### Written problem
Produce an exact copy of all the data below, dropping every image.

### Data for this task
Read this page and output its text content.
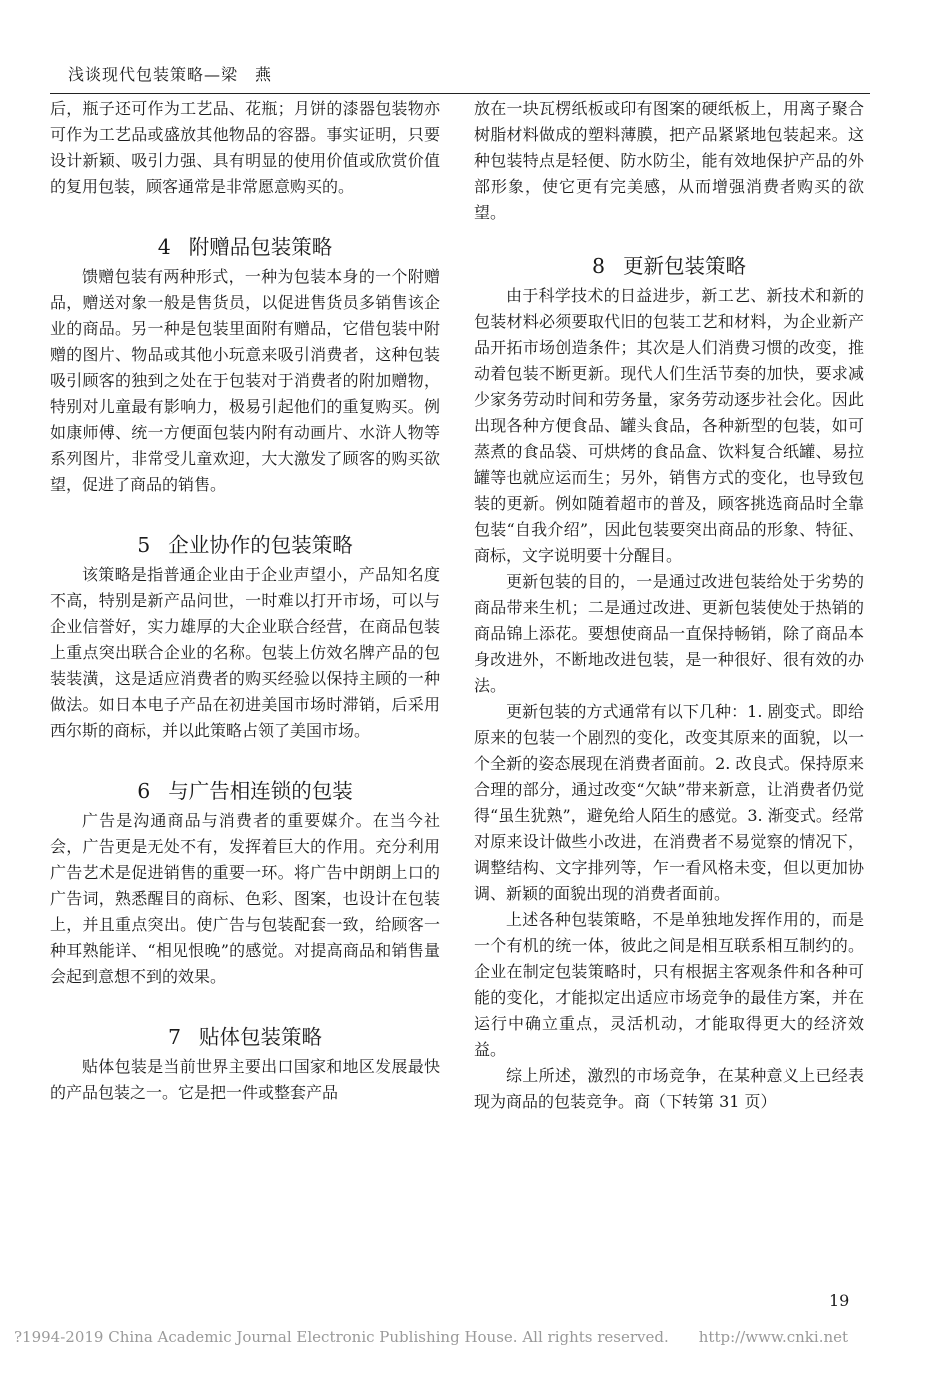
浅谈现代包装策略—梁　燕

后，瓶子还可作为工艺品、花瓶；月饼的漆器包装物亦可作为工艺品或盛放其他物品的容器。事实证明，只要设计新颖、吸引力强、具有明显的使用价值或欣赏价值的复用包装，顾客通常是非常愿意购买的。

4 附赠品包装策略

馈赠包装有两种形式，一种为包装本身的一个附赠品，赠送对象一般是售货员，以促进售货员多销售该企业的商品。另一种是包装里面附有赠品，它借包装中附赠的图片、物品或其他小玩意来吸引消费者，这种包装吸引顾客的独到之处在于包装对于消费者的附加赠物，特别对儿童最有影响力，极易引起他们的重复购买。例如康师傅、统一方便面包装内附有动画片、水浒人物等系列图片，非常受儿童欢迎，大大激发了顾客的购买欲望，促进了商品的销售。

5 企业协作的包装策略

该策略是指普通企业由于企业声望小，产品知名度不高，特别是新产品问世，一时难以打开市场，可以与企业信誉好，实力雄厚的大企业联合经营，在商品包装上重点突出联合企业的名称。包装上仿效名牌产品的包装装潢，这是适应消费者的购买经验以保持主顾的一种做法。如日本电子产品在初进美国市场时滞销，后采用西尔斯的商标，并以此策略占领了美国市场。

6 与广告相连锁的包装

广告是沟通商品与消费者的重要媒介。在当今社会，广告更是无处不有，发挥着巨大的作用。充分利用广告艺术是促进销售的重要一环。将广告中朗朗上口的广告词，熟悉醒目的商标、色彩、图案，也设计在包装上，并且重点突出。使广告与包装配套一致，给顾客一种耳熟能详、“相见恨晚”的感觉。对提高商品和销售量会起到意想不到的效果。

7 贴体包装策略

贴体包装是当前世界主要出口国家和地区发展最快的产品包装之一。它是把一件或整套产品

放在一块瓦楞纸板或印有图案的硬纸板上，用离子聚合树脂材料做成的塑料薄膜，把产品紧紧地包装起来。这种包装特点是轻便、防水防尘，能有效地保护产品的外部形象，使它更有完美感，从而增强消费者购买的欲望。

8 更新包装策略

由于科学技术的日益进步，新工艺、新技术和新的包装材料必须要取代旧的包装工艺和材料，为企业新产品开拓市场创造条件；其次是人们消费习惯的改变，推动着包装不断更新。现代人们生活节奏的加快，要求减少家务劳动时间和劳务量，家务劳动逐步社会化。因此出现各种方便食品、罐头食品，各种新型的包装，如可蒸煮的食品袋、可烘烤的食品盒、饮料复合纸罐、易拉罐等也就应运而生；另外，销售方式的变化，也导致包装的更新。例如随着超市的普及，顾客挑选商品时全靠包装“自我介绍”，因此包装要突出商品的形象、特征、商标，文字说明要十分醒目。

更新包装的目的，一是通过改进包装给处于劣势的商品带来生机；二是通过改进、更新包装使处于热销的商品锦上添花。要想使商品一直保持畅销，除了商品本身改进外，不断地改进包装，是一种很好、很有效的办法。

更新包装的方式通常有以下几种：1. 剧变式。即给原来的包装一个剧烈的变化，改变其原来的面貌，以一个全新的姿态展现在消费者面前。2. 改良式。保持原来合理的部分，通过改变“欠缺”带来新意，让消费者仍觉得“虽生犹熟”，避免给人陌生的感觉。3. 渐变式。经常对原来设计做些小改进，在消费者不易觉察的情况下，调整结构、文字排列等，乍一看风格未变，但以更加协调、新颖的面貌出现的消费者面前。

上述各种包装策略，不是单独地发挥作用的，而是一个有机的统一体，彼此之间是相互联系相互制约的。企业在制定包装策略时，只有根据主客观条件和各种可能的变化，才能拟定出适应市场竞争的最佳方案，并在运行中确立重点，灵活机动，才能取得更大的经济效益。

综上所述，激烈的市场竞争，在某种意义上已经表现为商品的包装竞争。商（下转第 31 页）

19
?1994-2019 China Academic Journal Electronic Publishing House. All rights reserved.　　http://www.cnki.net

### Final answer
Read this page and output its text content.
浅谈现代包装策略—梁　燕

后，瓶子还可作为工艺品、花瓶；月饼的漆器包装物亦可作为工艺品或盛放其他物品的容器。事实证明，只要设计新颖、吸引力强、具有明显的使用价值或欣赏价值的复用包装，顾客通常是非常愿意购买的。

4 附赠品包装策略

馈赠包装有两种形式，一种为包装本身的一个附赠品，赠送对象一般是售货员，以促进售货员多销售该企业的商品。另一种是包装里面附有赠品，它借包装中附赠的图片、物品或其他小玩意来吸引消费者，这种包装吸引顾客的独到之处在于包装对于消费者的附加赠物，特别对儿童最有影响力，极易引起他们的重复购买。例如康师傅、统一方便面包装内附有动画片、水浒人物等系列图片，非常受儿童欢迎，大大激发了顾客的购买欲望，促进了商品的销售。

5 企业协作的包装策略

该策略是指普通企业由于企业声望小，产品知名度不高，特别是新产品问世，一时难以打开市场，可以与企业信誉好，实力雄厚的大企业联合经营，在商品包装上重点突出联合企业的名称。包装上仿效名牌产品的包装装潢，这是适应消费者的购买经验以保持主顾的一种做法。如日本电子产品在初进美国市场时滞销，后采用西尔斯的商标，并以此策略占领了美国市场。

6 与广告相连锁的包装

广告是沟通商品与消费者的重要媒介。在当今社会，广告更是无处不有，发挥着巨大的作用。充分利用广告艺术是促进销售的重要一环。将广告中朗朗上口的广告词，熟悉醒目的商标、色彩、图案，也设计在包装上，并且重点突出。使广告与包装配套一致，给顾客一种耳熟能详、“相见恨晚”的感觉。对提高商品和销售量会起到意想不到的效果。

7 贴体包装策略

贴体包装是当前世界主要出口国家和地区发展最快的产品包装之一。它是把一件或整套产品

放在一块瓦楞纸板或印有图案的硬纸板上，用离子聚合树脂材料做成的塑料薄膜，把产品紧紧地包装起来。这种包装特点是轻便、防水防尘，能有效地保护产品的外部形象，使它更有完美感，从而增强消费者购买的欲望。

8 更新包装策略

由于科学技术的日益进步，新工艺、新技术和新的包装材料必须要取代旧的包装工艺和材料，为企业新产品开拓市场创造条件；其次是人们消费习惯的改变，推动着包装不断更新。现代人们生活节奏的加快，要求减少家务劳动时间和劳务量，家务劳动逐步社会化。因此出现各种方便食品、罐头食品，各种新型的包装，如可蒸煮的食品袋、可烘烤的食品盒、饮料复合纸罐、易拉罐等也就应运而生；另外，销售方式的变化，也导致包装的更新。例如随着超市的普及，顾客挑选商品时全靠包装“自我介绍”，因此包装要突出商品的形象、特征、商标，文字说明要十分醒目。

更新包装的目的，一是通过改进包装给处于劣势的商品带来生机；二是通过改进、更新包装使处于热销的商品锦上添花。要想使商品一直保持畅销，除了商品本身改进外，不断地改进包装，是一种很好、很有效的办法。

更新包装的方式通常有以下几种：1. 剧变式。即给原来的包装一个剧烈的变化，改变其原来的面貌，以一个全新的姿态展现在消费者面前。2. 改良式。保持原来合理的部分，通过改变“欠缺”带来新意，让消费者仍觉得“虽生犹熟”，避免给人陌生的感觉。3. 渐变式。经常对原来设计做些小改进，在消费者不易觉察的情况下，调整结构、文字排列等，乍一看风格未变，但以更加协调、新颖的面貌出现的消费者面前。

上述各种包装策略，不是单独地发挥作用的，而是一个有机的统一体，彼此之间是相互联系相互制约的。企业在制定包装策略时，只有根据主客观条件和各种可能的变化，才能拟定出适应市场竞争的最佳方案，并在运行中确立重点，灵活机动，才能取得更大的经济效益。

综上所述，激烈的市场竞争，在某种意义上已经表现为商品的包装竞争。商（下转第 31 页）

19
?1994-2019 China Academic Journal Electronic Publishing House. All rights reserved.　　http://www.cnki.net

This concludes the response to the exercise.